Problem description: Return the material exactly as supplied, apart from the pictures, which are omitted.

Dataset:

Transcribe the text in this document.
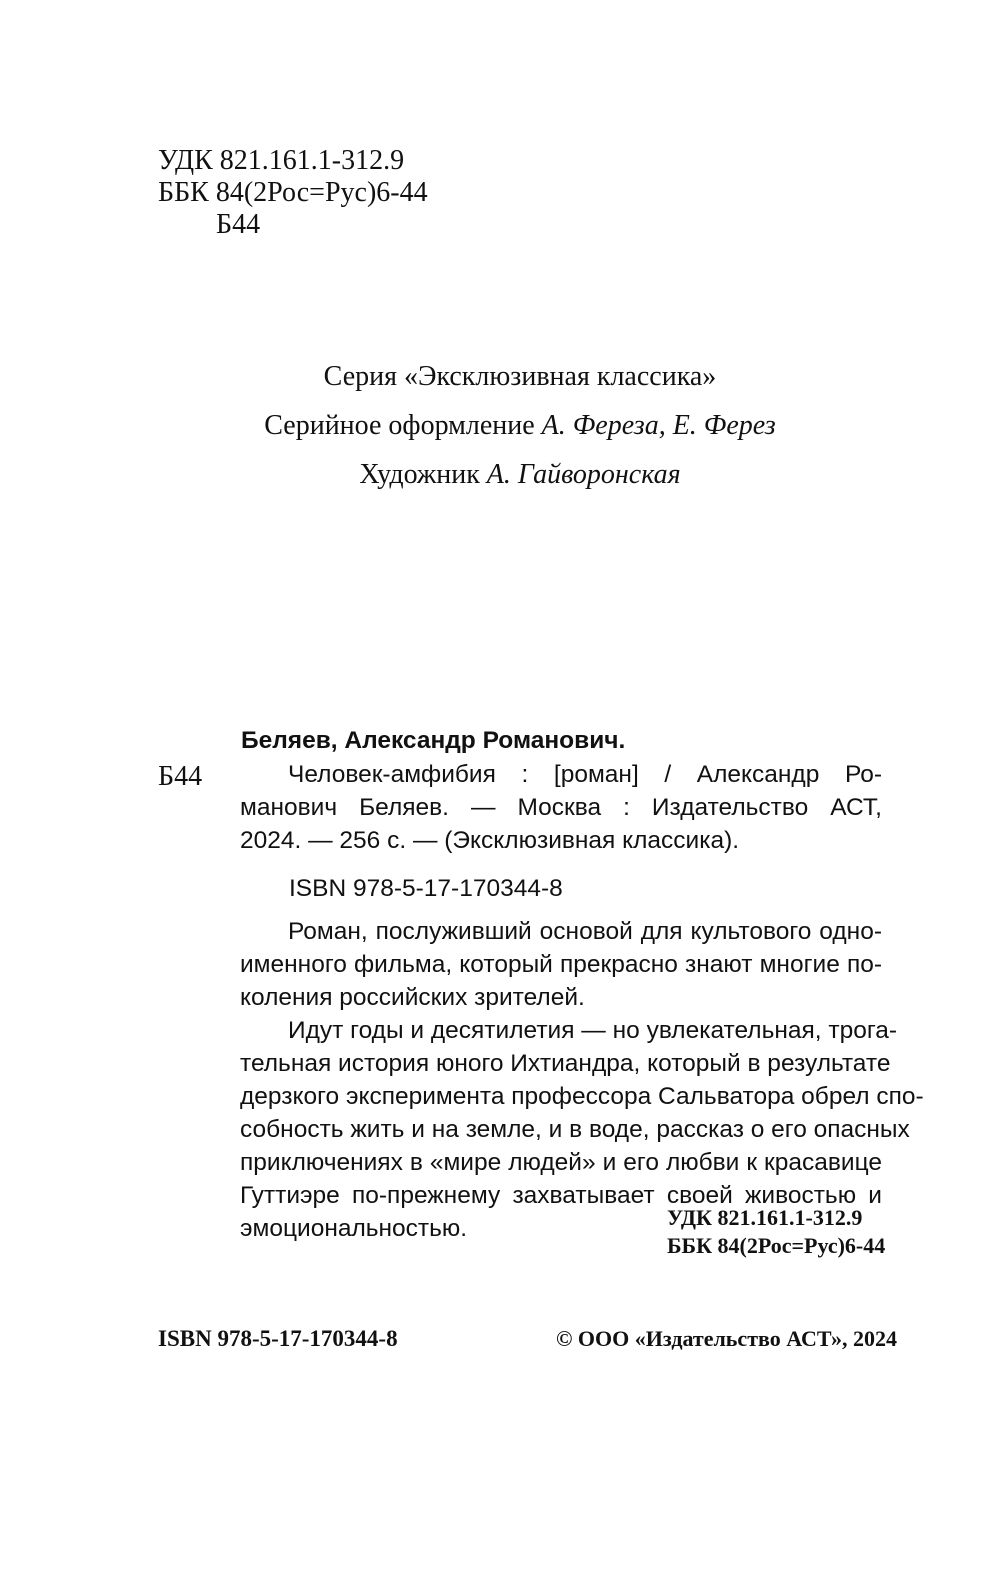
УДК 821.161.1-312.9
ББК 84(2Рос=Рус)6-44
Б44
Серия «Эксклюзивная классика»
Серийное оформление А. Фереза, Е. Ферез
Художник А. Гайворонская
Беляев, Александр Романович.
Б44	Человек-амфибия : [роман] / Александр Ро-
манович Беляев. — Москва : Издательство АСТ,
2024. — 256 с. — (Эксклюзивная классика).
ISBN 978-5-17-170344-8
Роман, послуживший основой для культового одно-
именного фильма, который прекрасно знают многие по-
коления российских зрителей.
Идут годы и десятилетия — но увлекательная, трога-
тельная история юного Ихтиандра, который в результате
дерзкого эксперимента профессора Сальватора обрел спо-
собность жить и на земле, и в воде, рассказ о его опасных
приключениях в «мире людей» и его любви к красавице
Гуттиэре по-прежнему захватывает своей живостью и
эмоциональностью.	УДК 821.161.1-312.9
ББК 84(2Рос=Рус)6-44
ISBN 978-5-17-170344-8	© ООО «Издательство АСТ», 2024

Full solution:
Transcribe the text in this document.
УДК 821.161.1-312.9
ББК 84(2Рос=Рус)6-44
Б44
Серия «Эксклюзивная классика»
Серийное оформление А. Фереза, Е. Ферез
Художник А. Гайворонская
Беляев, Александр Романович.
Б44	Человек-амфибия : [роман] / Александр Ро-
манович Беляев. — Москва : Издательство АСТ,
2024. — 256 с. — (Эксклюзивная классика).
ISBN 978-5-17-170344-8
Роман, послуживший основой для культового одно-
именного фильма, который прекрасно знают многие по-
коления российских зрителей.
Идут годы и десятилетия — но увлекательная, трога-
тельная история юного Ихтиандра, который в результате
дерзкого эксперимента профессора Сальватора обрел спо-
собность жить и на земле, и в воде, рассказ о его опасных
приключениях в «мире людей» и его любви к красавице
Гуттиэре по-прежнему захватывает своей живостью и
эмоциональностью.	УДК 821.161.1-312.9
ББК 84(2Рос=Рус)6-44
ISBN 978-5-17-170344-8	© ООО «Издательство АСТ», 2024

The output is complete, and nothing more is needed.